# Task description
Examine each line of the data. Copy those that contain the string "screen".

Entries taken from a collection:
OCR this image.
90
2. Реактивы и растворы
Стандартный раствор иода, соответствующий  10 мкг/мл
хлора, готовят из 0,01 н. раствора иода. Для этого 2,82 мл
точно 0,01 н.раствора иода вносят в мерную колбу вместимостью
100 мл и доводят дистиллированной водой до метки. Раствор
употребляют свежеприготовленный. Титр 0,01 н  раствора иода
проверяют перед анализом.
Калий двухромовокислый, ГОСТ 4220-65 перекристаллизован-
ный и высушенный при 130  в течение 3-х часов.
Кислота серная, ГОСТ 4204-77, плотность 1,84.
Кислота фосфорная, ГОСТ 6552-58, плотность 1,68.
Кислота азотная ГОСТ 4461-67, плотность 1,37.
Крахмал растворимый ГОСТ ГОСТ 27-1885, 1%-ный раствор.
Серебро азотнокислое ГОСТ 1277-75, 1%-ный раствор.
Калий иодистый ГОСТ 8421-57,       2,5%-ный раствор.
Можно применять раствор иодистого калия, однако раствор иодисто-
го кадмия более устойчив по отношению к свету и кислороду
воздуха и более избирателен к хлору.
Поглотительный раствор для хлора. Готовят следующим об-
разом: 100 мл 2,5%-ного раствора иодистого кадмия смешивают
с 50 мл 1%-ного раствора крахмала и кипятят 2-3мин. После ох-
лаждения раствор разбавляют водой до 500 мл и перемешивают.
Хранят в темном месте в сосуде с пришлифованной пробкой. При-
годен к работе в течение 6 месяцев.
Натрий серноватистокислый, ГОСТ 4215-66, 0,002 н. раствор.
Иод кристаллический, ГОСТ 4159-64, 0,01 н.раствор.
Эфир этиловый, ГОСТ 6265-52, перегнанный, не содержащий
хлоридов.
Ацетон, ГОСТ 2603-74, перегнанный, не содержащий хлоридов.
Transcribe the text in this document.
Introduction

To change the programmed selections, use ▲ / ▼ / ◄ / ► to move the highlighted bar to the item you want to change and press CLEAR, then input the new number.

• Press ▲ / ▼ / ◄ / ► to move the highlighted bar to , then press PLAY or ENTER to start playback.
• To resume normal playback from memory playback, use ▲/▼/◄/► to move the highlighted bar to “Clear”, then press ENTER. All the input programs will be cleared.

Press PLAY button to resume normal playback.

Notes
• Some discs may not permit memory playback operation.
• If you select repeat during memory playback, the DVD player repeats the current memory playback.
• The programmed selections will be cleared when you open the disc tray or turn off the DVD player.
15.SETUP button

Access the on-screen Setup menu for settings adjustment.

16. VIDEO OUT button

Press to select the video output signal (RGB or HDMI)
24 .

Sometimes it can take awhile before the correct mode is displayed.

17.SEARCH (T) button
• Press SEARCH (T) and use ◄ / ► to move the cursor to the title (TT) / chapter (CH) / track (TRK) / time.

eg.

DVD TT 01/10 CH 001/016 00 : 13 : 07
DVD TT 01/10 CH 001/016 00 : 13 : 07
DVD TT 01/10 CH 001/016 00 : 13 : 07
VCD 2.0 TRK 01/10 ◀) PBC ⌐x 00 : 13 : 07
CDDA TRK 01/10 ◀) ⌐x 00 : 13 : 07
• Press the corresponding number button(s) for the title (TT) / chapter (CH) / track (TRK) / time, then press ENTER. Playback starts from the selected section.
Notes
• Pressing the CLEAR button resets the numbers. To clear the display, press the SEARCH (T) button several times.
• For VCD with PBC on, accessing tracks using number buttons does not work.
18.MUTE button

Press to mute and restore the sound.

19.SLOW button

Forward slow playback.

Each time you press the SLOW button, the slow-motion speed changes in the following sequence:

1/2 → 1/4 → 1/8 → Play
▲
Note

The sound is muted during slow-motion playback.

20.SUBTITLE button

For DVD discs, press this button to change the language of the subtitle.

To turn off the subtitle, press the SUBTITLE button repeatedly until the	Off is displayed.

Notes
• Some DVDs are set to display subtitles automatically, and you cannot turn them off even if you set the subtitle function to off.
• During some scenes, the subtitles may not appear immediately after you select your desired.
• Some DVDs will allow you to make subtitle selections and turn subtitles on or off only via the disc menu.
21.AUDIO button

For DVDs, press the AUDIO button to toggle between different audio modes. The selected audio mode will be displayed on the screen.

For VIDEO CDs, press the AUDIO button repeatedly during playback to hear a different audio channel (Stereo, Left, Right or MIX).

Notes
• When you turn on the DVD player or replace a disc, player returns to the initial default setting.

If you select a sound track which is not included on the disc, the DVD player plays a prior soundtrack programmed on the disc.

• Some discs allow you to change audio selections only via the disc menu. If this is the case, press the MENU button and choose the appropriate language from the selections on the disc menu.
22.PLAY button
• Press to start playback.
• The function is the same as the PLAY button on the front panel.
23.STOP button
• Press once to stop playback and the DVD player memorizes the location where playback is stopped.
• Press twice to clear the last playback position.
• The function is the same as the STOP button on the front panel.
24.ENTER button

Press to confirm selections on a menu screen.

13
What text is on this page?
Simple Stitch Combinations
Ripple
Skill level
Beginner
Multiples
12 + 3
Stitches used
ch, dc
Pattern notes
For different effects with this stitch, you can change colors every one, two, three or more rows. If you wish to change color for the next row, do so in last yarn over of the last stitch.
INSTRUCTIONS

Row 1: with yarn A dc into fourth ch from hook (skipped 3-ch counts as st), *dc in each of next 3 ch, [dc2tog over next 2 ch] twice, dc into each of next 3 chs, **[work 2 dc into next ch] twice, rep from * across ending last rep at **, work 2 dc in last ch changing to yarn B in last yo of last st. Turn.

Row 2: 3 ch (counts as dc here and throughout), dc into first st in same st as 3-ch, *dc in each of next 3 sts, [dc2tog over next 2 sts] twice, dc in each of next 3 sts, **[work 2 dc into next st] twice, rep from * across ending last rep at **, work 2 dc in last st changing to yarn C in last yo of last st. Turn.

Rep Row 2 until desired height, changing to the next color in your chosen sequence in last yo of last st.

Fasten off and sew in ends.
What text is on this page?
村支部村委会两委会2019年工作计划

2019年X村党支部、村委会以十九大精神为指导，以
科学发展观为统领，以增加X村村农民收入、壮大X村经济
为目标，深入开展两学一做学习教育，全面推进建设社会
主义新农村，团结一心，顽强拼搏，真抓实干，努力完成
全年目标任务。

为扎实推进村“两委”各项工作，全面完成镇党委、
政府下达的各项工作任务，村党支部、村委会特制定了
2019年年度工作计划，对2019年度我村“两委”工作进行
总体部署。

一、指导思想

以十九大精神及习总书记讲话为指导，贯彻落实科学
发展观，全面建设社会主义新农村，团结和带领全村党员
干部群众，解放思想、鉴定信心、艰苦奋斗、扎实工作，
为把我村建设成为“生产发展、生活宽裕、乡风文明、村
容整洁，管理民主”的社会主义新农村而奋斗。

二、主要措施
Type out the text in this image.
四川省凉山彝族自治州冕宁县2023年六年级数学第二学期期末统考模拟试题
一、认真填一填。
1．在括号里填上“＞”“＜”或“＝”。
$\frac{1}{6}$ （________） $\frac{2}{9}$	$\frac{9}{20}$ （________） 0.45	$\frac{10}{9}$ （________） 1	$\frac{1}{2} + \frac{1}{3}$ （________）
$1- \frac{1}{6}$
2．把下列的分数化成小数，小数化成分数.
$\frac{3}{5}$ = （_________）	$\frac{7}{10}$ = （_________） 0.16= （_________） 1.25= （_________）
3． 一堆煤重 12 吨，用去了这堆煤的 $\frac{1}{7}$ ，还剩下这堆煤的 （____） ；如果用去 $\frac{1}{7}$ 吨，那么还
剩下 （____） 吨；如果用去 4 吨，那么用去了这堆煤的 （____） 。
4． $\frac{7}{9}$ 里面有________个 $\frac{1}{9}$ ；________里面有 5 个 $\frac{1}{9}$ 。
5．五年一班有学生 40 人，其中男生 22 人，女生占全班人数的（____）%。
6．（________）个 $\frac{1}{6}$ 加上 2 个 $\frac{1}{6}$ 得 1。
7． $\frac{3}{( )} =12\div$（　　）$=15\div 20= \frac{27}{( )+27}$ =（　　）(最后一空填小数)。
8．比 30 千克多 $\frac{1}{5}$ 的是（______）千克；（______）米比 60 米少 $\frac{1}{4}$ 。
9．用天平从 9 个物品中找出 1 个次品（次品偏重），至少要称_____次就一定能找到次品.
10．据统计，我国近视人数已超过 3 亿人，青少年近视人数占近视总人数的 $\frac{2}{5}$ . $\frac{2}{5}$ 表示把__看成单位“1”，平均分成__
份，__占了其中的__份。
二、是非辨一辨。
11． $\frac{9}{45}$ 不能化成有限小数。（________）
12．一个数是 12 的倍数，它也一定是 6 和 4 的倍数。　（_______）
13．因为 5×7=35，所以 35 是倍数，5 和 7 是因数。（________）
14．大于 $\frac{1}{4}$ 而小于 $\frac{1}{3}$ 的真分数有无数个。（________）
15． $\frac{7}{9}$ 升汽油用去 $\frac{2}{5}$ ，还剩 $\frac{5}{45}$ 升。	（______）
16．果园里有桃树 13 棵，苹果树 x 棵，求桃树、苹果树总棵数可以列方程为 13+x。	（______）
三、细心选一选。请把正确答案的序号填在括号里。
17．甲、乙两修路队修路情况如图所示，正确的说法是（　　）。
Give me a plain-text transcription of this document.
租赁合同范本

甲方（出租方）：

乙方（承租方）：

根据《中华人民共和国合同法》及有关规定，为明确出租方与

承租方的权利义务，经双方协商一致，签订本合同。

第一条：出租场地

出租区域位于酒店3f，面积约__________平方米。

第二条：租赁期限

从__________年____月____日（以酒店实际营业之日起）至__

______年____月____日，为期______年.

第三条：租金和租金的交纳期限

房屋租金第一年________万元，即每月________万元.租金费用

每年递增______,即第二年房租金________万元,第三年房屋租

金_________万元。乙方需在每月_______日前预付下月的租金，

# The solution
Access the on-screen Setup menu for settings adjustment.
For DVDs, press the AUDIO button to toggle between different audio modes. The selected audio mode will be displayed on the screen.
Press to confirm selections on a menu screen.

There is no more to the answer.